╭─ Data shown

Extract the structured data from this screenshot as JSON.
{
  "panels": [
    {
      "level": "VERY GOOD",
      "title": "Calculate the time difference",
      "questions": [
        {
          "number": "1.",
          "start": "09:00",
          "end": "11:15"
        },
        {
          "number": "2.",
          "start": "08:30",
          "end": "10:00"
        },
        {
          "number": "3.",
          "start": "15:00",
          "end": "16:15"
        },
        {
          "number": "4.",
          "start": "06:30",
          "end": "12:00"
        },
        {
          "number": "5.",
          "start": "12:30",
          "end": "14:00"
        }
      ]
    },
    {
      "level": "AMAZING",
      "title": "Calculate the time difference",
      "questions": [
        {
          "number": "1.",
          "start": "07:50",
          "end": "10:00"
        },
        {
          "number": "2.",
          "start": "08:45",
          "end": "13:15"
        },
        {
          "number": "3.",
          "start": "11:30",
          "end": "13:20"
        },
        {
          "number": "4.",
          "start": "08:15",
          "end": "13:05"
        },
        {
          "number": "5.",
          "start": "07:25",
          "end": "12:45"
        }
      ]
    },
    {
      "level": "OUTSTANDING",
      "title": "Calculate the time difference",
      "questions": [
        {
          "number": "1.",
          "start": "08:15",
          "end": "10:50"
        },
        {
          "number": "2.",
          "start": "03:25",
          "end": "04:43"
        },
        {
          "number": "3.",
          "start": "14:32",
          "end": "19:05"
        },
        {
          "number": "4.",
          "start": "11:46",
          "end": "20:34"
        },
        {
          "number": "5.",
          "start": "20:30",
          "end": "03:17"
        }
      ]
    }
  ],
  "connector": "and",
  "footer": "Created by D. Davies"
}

╰─

**Stated goal**: Output each record precisely as given.

**Completed exercise**:
Extract the structured data from this screenshot as JSON.
{
  "panels": [
    {
      "level": "VERY GOOD",
      "title": "Calculate the time difference",
      "questions": [
        {
          "number": "1.",
          "start": "09:00",
          "end": "11:15"
        },
        {
          "number": "2.",
          "start": "08:30",
          "end": "10:00"
        },
        {
          "number": "3.",
          "start": "15:00",
          "end": "16:15"
        },
        {
          "number": "4.",
          "start": "06:30",
          "end": "12:00"
        },
        {
          "number": "5.",
          "start": "12:30",
          "end": "14:00"
        }
      ]
    },
    {
      "level": "AMAZING",
      "title": "Calculate the time difference",
      "questions": [
        {
          "number": "1.",
          "start": "07:50",
          "end": "10:00"
        },
        {
          "number": "2.",
          "start": "08:45",
          "end": "13:15"
        },
        {
          "number": "3.",
          "start": "11:30",
          "end": "13:20"
        },
        {
          "number": "4.",
          "start": "08:15",
          "end": "13:05"
        },
        {
          "number": "5.",
          "start": "07:25",
          "end": "12:45"
        }
      ]
    },
    {
      "level": "OUTSTANDING",
      "title": "Calculate the time difference",
      "questions": [
        {
          "number": "1.",
          "start": "08:15",
          "end": "10:50"
        },
        {
          "number": "2.",
          "start": "03:25",
          "end": "04:43"
        },
        {
          "number": "3.",
          "start": "14:32",
          "end": "19:05"
        },
        {
          "number": "4.",
          "start": "11:46",
          "end": "20:34"
        },
        {
          "number": "5.",
          "start": "20:30",
          "end": "03:17"
        }
      ]
    }
  ],
  "connector": "and",
  "footer": "Created by D. Davies"
}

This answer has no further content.